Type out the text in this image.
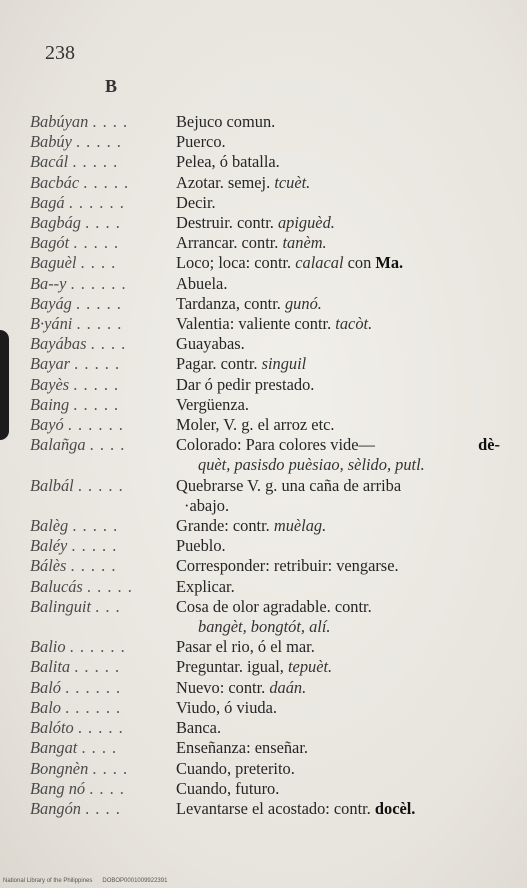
238
B
Babúyan . . . .	Bejuco comun.
Babúy . . . . .	Puerco.
Bacál . . . . .	Pelea, ó batalla.
Bacbác . . . . .	Azotar. semej. tcuèt.
Bagá . . . . . .	Decir.
Bagbág . . . .	Destruir. contr. apiguèd.
Bagót . . . . .	Arrancar. contr. tanèm.
Baguèl . . . .	Loco; loca: contr. calacal con Ma.
Ba--y . . . . . .	Abuela.
Bayág . . . . .	Tardanza, contr. gunó.
B·yáni . . . . .	Valentia: valiente contr. tacòt.
Bayábas . . . .	Guayabas.
Bayar . . . . .	Pagar. contr. singuil
Bayès . . . . .	Dar ó pedir prestado.
Baing . . . . .	Vergüenza.
Bayó . . . . . .	Moler, V. g. el arroz etc.
Balañga . . . .	Colorado: Para colores vide—	dè-
quèt, pasisdo puèsiao, sèlido, putl.
Balbál . . . . .	Quebrarse V. g. una caña de arriba
·abajo.
Balèg . . . . .	Grande: contr. muèlag.
Baléy . . . . .	Pueblo.
Bálès . . . . .	Corresponder: retribuir: vengarse.
Balucás . . . . .	Explicar.
Balinguit . . .	Cosa de olor agradable. contr.
bangèt, bongtót, alí.
Balio . . . . . .	Pasar el rio, ó el mar.
Balita . . . . .	Preguntar. igual, tepuèt.
Baló . . . . . .	Nuevo: contr. daán.
Balo . . . . . .	Viudo, ó viuda.
Balóto . . . . .	Banca.
Bangat . . . .	Enseñanza: enseñar.
Bongnèn . . . .	Cuando, preterito.
Bang nó . . . .	Cuando, futuro.
Bangón . . . .	Levantarse el acostado: contr. docèl.
National Library of the Philippines DOBOP0001009922391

::::

Count the lines of the data that contain the string "contr", and reply with that number alone.

_The response_
10